» **GIVEN REQUEST**
Pull out every line containing the string "name".

+++

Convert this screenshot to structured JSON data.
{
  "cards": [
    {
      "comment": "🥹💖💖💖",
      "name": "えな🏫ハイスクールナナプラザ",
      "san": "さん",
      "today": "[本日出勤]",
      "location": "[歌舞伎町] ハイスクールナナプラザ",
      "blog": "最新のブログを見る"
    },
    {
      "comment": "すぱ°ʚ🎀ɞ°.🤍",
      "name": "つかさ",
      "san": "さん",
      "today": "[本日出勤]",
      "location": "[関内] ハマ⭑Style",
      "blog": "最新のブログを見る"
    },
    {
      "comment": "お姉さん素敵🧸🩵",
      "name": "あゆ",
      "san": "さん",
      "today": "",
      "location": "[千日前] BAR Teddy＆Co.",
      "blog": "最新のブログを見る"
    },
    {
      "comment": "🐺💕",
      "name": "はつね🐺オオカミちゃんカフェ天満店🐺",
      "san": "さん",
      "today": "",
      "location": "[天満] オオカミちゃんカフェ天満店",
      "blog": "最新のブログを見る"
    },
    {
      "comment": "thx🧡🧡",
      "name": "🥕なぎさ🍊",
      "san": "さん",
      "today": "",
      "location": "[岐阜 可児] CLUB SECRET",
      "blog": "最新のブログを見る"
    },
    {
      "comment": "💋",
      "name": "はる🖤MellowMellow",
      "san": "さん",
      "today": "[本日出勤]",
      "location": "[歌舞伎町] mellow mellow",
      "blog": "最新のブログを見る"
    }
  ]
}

+++

» **TASK RESPONSE**
      "name": "えな🏫ハイスクールナナプラザ",
      "name": "つかさ",
      "name": "あゆ",
      "name": "はつね🐺オオカミちゃんカフェ天満店🐺",
      "name": "🥕なぎさ🍊",
      "name": "はる🖤MellowMellow",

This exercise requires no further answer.